WHAT IS EXPECTED: What follows is a listing; restate every line of it word for word.

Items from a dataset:
******************************
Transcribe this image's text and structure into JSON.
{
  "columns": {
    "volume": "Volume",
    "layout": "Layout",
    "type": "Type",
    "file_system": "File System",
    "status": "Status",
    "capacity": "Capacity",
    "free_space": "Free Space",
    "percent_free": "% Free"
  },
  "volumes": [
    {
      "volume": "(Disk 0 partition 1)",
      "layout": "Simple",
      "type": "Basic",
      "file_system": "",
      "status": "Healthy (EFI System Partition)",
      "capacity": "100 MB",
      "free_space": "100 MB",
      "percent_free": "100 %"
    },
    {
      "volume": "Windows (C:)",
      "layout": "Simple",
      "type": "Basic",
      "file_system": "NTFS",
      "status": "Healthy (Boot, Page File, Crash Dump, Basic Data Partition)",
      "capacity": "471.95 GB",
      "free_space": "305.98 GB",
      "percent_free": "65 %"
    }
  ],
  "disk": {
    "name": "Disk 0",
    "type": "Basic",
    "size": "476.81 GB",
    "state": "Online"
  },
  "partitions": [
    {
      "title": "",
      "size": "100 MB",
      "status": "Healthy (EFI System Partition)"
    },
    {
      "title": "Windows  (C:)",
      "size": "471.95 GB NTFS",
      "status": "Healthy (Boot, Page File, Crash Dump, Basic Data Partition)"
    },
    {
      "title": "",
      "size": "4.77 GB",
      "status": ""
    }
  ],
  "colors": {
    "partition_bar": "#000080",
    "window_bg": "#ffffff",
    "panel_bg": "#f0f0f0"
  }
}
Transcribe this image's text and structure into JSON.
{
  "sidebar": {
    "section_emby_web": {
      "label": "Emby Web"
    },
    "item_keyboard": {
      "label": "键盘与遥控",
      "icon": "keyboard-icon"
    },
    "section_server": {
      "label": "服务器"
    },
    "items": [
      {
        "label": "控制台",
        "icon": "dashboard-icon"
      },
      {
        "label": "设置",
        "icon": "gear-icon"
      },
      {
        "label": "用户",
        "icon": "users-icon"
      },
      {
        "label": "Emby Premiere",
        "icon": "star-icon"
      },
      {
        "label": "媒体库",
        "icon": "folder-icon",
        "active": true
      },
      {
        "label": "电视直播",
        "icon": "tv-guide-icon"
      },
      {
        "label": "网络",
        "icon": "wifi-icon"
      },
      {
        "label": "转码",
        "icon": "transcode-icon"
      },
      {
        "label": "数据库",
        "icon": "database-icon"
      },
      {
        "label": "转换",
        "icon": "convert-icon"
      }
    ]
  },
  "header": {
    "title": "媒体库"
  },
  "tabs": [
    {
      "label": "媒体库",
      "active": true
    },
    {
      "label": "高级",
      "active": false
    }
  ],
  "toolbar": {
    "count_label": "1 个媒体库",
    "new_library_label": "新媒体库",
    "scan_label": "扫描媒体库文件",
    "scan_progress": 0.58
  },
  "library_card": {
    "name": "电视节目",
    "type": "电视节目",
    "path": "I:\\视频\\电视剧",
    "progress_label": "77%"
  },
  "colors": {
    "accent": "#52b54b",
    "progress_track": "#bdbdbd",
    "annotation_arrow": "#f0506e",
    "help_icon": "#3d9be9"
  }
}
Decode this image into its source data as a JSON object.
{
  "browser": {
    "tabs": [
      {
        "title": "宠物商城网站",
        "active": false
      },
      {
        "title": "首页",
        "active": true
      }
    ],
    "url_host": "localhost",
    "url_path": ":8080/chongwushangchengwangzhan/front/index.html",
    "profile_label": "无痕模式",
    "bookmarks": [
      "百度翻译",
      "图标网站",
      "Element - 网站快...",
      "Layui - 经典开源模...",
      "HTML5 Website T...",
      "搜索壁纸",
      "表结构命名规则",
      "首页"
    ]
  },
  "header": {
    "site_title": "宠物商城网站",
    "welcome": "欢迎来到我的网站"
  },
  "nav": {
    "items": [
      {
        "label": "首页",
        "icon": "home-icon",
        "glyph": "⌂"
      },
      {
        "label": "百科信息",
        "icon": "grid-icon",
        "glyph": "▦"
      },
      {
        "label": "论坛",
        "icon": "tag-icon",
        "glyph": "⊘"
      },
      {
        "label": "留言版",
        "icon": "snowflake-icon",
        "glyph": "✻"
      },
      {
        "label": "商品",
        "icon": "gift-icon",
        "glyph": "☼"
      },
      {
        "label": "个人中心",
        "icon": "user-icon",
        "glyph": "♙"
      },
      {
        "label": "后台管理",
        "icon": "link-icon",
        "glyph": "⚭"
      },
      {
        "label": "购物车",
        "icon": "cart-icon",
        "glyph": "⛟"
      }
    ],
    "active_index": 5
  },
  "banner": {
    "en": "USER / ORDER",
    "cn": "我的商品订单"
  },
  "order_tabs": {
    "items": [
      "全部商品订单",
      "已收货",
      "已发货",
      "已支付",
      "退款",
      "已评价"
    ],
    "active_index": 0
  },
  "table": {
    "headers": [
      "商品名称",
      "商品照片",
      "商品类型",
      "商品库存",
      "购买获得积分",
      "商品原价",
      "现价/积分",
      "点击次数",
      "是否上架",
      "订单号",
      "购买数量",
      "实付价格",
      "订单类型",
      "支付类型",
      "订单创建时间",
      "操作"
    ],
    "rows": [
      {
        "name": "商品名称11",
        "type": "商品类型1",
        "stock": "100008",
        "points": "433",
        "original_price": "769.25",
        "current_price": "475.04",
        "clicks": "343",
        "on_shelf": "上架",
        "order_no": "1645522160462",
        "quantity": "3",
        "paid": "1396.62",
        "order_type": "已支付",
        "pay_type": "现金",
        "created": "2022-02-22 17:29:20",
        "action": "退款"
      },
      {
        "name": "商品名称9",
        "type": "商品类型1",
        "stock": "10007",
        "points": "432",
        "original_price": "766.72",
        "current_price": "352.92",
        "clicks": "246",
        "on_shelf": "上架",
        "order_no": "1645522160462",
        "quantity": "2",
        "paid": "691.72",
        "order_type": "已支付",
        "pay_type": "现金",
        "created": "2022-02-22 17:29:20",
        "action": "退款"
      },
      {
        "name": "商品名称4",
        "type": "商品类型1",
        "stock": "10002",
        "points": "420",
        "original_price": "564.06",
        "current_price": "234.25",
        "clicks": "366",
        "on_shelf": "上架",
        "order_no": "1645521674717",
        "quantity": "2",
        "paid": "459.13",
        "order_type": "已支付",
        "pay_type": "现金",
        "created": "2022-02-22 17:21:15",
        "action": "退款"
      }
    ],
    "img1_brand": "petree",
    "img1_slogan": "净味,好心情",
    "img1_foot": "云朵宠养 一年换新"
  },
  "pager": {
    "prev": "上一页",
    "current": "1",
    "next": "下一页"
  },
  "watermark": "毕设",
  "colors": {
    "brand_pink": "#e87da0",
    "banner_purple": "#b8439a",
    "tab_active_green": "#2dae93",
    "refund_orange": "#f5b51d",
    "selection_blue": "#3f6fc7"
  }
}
******************************
SOLUTION TO THIS EXERCISE:
Transcribe this image's text and structure into JSON.
{
  "columns": {
    "volume": "Volume",
    "layout": "Layout",
    "type": "Type",
    "file_system": "File System",
    "status": "Status",
    "capacity": "Capacity",
    "free_space": "Free Space",
    "percent_free": "% Free"
  },
  "volumes": [
    {
      "volume": "(Disk 0 partition 1)",
      "layout": "Simple",
      "type": "Basic",
      "file_system": "",
      "status": "Healthy (EFI System Partition)",
      "capacity": "100 MB",
      "free_space": "100 MB",
      "percent_free": "100 %"
    },
    {
      "volume": "Windows (C:)",
      "layout": "Simple",
      "type": "Basic",
      "file_system": "NTFS",
      "status": "Healthy (Boot, Page File, Crash Dump, Basic Data Partition)",
      "capacity": "471.95 GB",
      "free_space": "305.98 GB",
      "percent_free": "65 %"
    }
  ],
  "disk": {
    "name": "Disk 0",
    "type": "Basic",
    "size": "476.81 GB",
    "state": "Online"
  },
  "partitions": [
    {
      "title": "",
      "size": "100 MB",
      "status": "Healthy (EFI System Partition)"
    },
    {
      "title": "Windows  (C:)",
      "size": "471.95 GB NTFS",
      "status": "Healthy (Boot, Page File, Crash Dump, Basic Data Partition)"
    },
    {
      "title": "",
      "size": "4.77 GB",
      "status": ""
    }
  ],
  "colors": {
    "partition_bar": "#000080",
    "window_bg": "#ffffff",
    "panel_bg": "#f0f0f0"
  }
}
Transcribe this image's text and structure into JSON.
{
  "sidebar": {
    "section_emby_web": {
      "label": "Emby Web"
    },
    "item_keyboard": {
      "label": "键盘与遥控",
      "icon": "keyboard-icon"
    },
    "section_server": {
      "label": "服务器"
    },
    "items": [
      {
        "label": "控制台",
        "icon": "dashboard-icon"
      },
      {
        "label": "设置",
        "icon": "gear-icon"
      },
      {
        "label": "用户",
        "icon": "users-icon"
      },
      {
        "label": "Emby Premiere",
        "icon": "star-icon"
      },
      {
        "label": "媒体库",
        "icon": "folder-icon",
        "active": true
      },
      {
        "label": "电视直播",
        "icon": "tv-guide-icon"
      },
      {
        "label": "网络",
        "icon": "wifi-icon"
      },
      {
        "label": "转码",
        "icon": "transcode-icon"
      },
      {
        "label": "数据库",
        "icon": "database-icon"
      },
      {
        "label": "转换",
        "icon": "convert-icon"
      }
    ]
  },
  "header": {
    "title": "媒体库"
  },
  "tabs": [
    {
      "label": "媒体库",
      "active": true
    },
    {
      "label": "高级",
      "active": false
    }
  ],
  "toolbar": {
    "count_label": "1 个媒体库",
    "new_library_label": "新媒体库",
    "scan_label": "扫描媒体库文件",
    "scan_progress": 0.58
  },
  "library_card": {
    "name": "电视节目",
    "type": "电视节目",
    "path": "I:\\视频\\电视剧",
    "progress_label": "77%"
  },
  "colors": {
    "accent": "#52b54b",
    "progress_track": "#bdbdbd",
    "annotation_arrow": "#f0506e",
    "help_icon": "#3d9be9"
  }
}
Decode this image into its source data as a JSON object.
{
  "browser": {
    "tabs": [
      {
        "title": "宠物商城网站",
        "active": false
      },
      {
        "title": "首页",
        "active": true
      }
    ],
    "url_host": "localhost",
    "url_path": ":8080/chongwushangchengwangzhan/front/index.html",
    "profile_label": "无痕模式",
    "bookmarks": [
      "百度翻译",
      "图标网站",
      "Element - 网站快...",
      "Layui - 经典开源模...",
      "HTML5 Website T...",
      "搜索壁纸",
      "表结构命名规则",
      "首页"
    ]
  },
  "header": {
    "site_title": "宠物商城网站",
    "welcome": "欢迎来到我的网站"
  },
  "nav": {
    "items": [
      {
        "label": "首页",
        "icon": "home-icon",
        "glyph": "⌂"
      },
      {
        "label": "百科信息",
        "icon": "grid-icon",
        "glyph": "▦"
      },
      {
        "label": "论坛",
        "icon": "tag-icon",
        "glyph": "⊘"
      },
      {
        "label": "留言版",
        "icon": "snowflake-icon",
        "glyph": "✻"
      },
      {
        "label": "商品",
        "icon": "gift-icon",
        "glyph": "☼"
      },
      {
        "label": "个人中心",
        "icon": "user-icon",
        "glyph": "♙"
      },
      {
        "label": "后台管理",
        "icon": "link-icon",
        "glyph": "⚭"
      },
      {
        "label": "购物车",
        "icon": "cart-icon",
        "glyph": "⛟"
      }
    ],
    "active_index": 5
  },
  "banner": {
    "en": "USER / ORDER",
    "cn": "我的商品订单"
  },
  "order_tabs": {
    "items": [
      "全部商品订单",
      "已收货",
      "已发货",
      "已支付",
      "退款",
      "已评价"
    ],
    "active_index": 0
  },
  "table": {
    "headers": [
      "商品名称",
      "商品照片",
      "商品类型",
      "商品库存",
      "购买获得积分",
      "商品原价",
      "现价/积分",
      "点击次数",
      "是否上架",
      "订单号",
      "购买数量",
      "实付价格",
      "订单类型",
      "支付类型",
      "订单创建时间",
      "操作"
    ],
    "rows": [
      {
        "name": "商品名称11",
        "type": "商品类型1",
        "stock": "100008",
        "points": "433",
        "original_price": "769.25",
        "current_price": "475.04",
        "clicks": "343",
        "on_shelf": "上架",
        "order_no": "1645522160462",
        "quantity": "3",
        "paid": "1396.62",
        "order_type": "已支付",
        "pay_type": "现金",
        "created": "2022-02-22 17:29:20",
        "action": "退款"
      },
      {
        "name": "商品名称9",
        "type": "商品类型1",
        "stock": "10007",
        "points": "432",
        "original_price": "766.72",
        "current_price": "352.92",
        "clicks": "246",
        "on_shelf": "上架",
        "order_no": "1645522160462",
        "quantity": "2",
        "paid": "691.72",
        "order_type": "已支付",
        "pay_type": "现金",
        "created": "2022-02-22 17:29:20",
        "action": "退款"
      },
      {
        "name": "商品名称4",
        "type": "商品类型1",
        "stock": "10002",
        "points": "420",
        "original_price": "564.06",
        "current_price": "234.25",
        "clicks": "366",
        "on_shelf": "上架",
        "order_no": "1645521674717",
        "quantity": "2",
        "paid": "459.13",
        "order_type": "已支付",
        "pay_type": "现金",
        "created": "2022-02-22 17:21:15",
        "action": "退款"
      }
    ],
    "img1_brand": "petree",
    "img1_slogan": "净味,好心情",
    "img1_foot": "云朵宠养 一年换新"
  },
  "pager": {
    "prev": "上一页",
    "current": "1",
    "next": "下一页"
  },
  "watermark": "毕设",
  "colors": {
    "brand_pink": "#e87da0",
    "banner_purple": "#b8439a",
    "tab_active_green": "#2dae93",
    "refund_orange": "#f5b51d",
    "selection_blue": "#3f6fc7"
  }
}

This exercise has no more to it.